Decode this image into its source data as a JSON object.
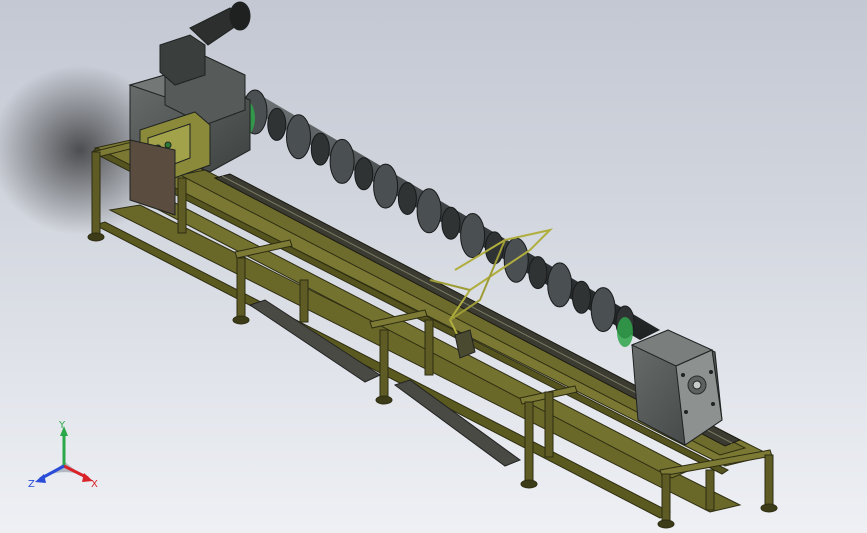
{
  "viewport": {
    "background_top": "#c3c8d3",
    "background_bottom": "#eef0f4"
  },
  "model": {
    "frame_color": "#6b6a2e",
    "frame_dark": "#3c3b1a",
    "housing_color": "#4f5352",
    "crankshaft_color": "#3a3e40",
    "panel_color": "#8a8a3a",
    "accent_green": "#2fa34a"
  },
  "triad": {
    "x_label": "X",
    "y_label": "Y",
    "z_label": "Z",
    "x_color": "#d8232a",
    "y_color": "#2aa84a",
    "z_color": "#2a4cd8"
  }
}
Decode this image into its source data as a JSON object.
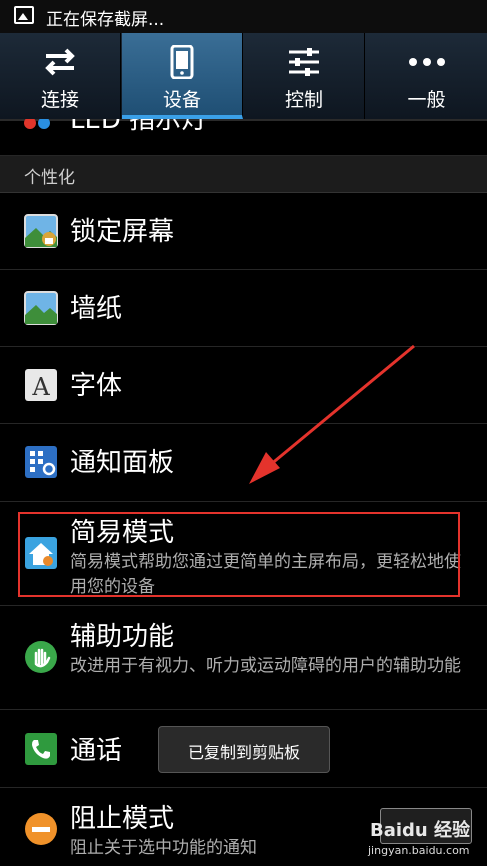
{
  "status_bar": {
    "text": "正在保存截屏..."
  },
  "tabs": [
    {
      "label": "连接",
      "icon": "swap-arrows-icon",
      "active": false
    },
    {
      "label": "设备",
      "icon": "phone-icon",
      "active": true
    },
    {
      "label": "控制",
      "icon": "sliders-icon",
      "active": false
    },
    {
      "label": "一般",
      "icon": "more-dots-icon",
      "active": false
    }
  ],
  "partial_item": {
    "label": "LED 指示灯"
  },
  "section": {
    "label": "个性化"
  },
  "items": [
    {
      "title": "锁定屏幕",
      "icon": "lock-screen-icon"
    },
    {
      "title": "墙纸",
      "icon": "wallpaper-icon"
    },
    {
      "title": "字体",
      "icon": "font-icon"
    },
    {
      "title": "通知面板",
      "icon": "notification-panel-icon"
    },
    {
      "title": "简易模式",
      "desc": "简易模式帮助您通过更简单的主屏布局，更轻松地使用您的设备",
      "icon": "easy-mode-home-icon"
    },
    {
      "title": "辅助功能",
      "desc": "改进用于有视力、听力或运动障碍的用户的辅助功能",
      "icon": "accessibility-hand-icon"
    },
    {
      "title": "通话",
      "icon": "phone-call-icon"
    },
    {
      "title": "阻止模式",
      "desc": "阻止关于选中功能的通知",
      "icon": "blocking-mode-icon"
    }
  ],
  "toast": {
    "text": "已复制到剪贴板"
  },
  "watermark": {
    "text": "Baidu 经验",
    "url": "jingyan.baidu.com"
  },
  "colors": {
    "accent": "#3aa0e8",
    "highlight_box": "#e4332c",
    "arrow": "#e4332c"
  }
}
* * * *
## SET TASK
Your copy should hold every record word for word and none of the pictures.

## REPLY TO THE EXERCISE
Decode this image into its source data as a JSON object.
{
  "viewport": {
    "background_top": "#c3c8d3",
    "background_bottom": "#eef0f4"
  },
  "model": {
    "frame_color": "#6b6a2e",
    "frame_dark": "#3c3b1a",
    "housing_color": "#4f5352",
    "crankshaft_color": "#3a3e40",
    "panel_color": "#8a8a3a",
    "accent_green": "#2fa34a"
  },
  "triad": {
    "x_label": "X",
    "y_label": "Y",
    "z_label": "Z",
    "x_color": "#d8232a",
    "y_color": "#2aa84a",
    "z_color": "#2a4cd8"
  }
}
Decode this image into its source data as a JSON object.
{
  "status_bar": {
    "text": "正在保存截屏..."
  },
  "tabs": [
    {
      "label": "连接",
      "icon": "swap-arrows-icon",
      "active": false
    },
    {
      "label": "设备",
      "icon": "phone-icon",
      "active": true
    },
    {
      "label": "控制",
      "icon": "sliders-icon",
      "active": false
    },
    {
      "label": "一般",
      "icon": "more-dots-icon",
      "active": false
    }
  ],
  "partial_item": {
    "label": "LED 指示灯"
  },
  "section": {
    "label": "个性化"
  },
  "items": [
    {
      "title": "锁定屏幕",
      "icon": "lock-screen-icon"
    },
    {
      "title": "墙纸",
      "icon": "wallpaper-icon"
    },
    {
      "title": "字体",
      "icon": "font-icon"
    },
    {
      "title": "通知面板",
      "icon": "notification-panel-icon"
    },
    {
      "title": "简易模式",
      "desc": "简易模式帮助您通过更简单的主屏布局，更轻松地使用您的设备",
      "icon": "easy-mode-home-icon"
    },
    {
      "title": "辅助功能",
      "desc": "改进用于有视力、听力或运动障碍的用户的辅助功能",
      "icon": "accessibility-hand-icon"
    },
    {
      "title": "通话",
      "icon": "phone-call-icon"
    },
    {
      "title": "阻止模式",
      "desc": "阻止关于选中功能的通知",
      "icon": "blocking-mode-icon"
    }
  ],
  "toast": {
    "text": "已复制到剪贴板"
  },
  "watermark": {
    "text": "Baidu 经验",
    "url": "jingyan.baidu.com"
  },
  "colors": {
    "accent": "#3aa0e8",
    "highlight_box": "#e4332c",
    "arrow": "#e4332c"
  }
}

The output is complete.